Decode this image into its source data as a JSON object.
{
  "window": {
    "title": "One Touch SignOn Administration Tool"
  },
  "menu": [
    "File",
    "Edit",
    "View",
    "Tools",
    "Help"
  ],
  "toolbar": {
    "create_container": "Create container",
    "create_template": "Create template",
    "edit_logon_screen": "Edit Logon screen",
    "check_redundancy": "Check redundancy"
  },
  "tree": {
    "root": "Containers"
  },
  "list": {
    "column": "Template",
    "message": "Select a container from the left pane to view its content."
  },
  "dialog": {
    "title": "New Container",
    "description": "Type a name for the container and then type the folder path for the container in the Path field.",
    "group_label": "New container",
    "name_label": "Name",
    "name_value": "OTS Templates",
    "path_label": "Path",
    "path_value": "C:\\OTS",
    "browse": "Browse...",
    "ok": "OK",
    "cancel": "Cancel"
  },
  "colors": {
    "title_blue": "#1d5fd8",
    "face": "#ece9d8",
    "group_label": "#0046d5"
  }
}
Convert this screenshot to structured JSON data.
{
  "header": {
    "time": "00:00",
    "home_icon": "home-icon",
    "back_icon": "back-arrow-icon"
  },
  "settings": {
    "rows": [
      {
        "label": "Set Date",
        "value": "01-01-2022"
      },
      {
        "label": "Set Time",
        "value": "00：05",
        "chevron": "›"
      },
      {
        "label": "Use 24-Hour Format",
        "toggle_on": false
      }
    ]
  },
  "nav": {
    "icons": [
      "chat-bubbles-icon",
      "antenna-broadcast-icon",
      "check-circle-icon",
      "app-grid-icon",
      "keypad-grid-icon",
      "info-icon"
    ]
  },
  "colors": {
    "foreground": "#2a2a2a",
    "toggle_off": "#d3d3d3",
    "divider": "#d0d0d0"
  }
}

Work to be completed » Single out each line of the records above with the string "this" in it, and copy it.

Written solution »
Decode this image into its source data as a JSON object.
Convert this screenshot to structured JSON data.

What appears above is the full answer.